| Your instructions |
Repeat each entry in full, exactly.

━━━━━━━━━━━━━━━━

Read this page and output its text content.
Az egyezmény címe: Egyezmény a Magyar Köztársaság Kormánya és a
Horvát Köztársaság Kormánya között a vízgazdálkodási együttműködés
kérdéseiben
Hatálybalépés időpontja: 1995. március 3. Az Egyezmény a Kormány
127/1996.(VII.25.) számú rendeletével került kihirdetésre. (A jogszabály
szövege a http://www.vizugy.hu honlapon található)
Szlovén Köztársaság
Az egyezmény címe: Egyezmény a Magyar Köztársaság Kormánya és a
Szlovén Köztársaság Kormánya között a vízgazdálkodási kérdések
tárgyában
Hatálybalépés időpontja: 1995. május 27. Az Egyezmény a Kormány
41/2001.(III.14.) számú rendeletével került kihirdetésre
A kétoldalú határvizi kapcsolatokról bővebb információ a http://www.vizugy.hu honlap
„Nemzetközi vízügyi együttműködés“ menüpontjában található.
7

━━━━━━━━━━━━━━━━

| Complete response |
Read this page and output its text content.
Az egyezmény címe: Egyezmény a Magyar Köztársaság Kormánya és a
Horvát Köztársaság Kormánya között a vízgazdálkodási együttműködés
kérdéseiben
Hatálybalépés időpontja: 1995. március 3. Az Egyezmény a Kormány
127/1996.(VII.25.) számú rendeletével került kihirdetésre. (A jogszabály
szövege a http://www.vizugy.hu honlapon található)
Szlovén Köztársaság
Az egyezmény címe: Egyezmény a Magyar Köztársaság Kormánya és a
Szlovén Köztársaság Kormánya között a vízgazdálkodási kérdések
tárgyában
Hatálybalépés időpontja: 1995. május 27. Az Egyezmény a Kormány
41/2001.(III.14.) számú rendeletével került kihirdetésre
A kétoldalú határvizi kapcsolatokról bővebb információ a http://www.vizugy.hu honlap
„Nemzetközi vízügyi együttműködés“ menüpontjában található.
7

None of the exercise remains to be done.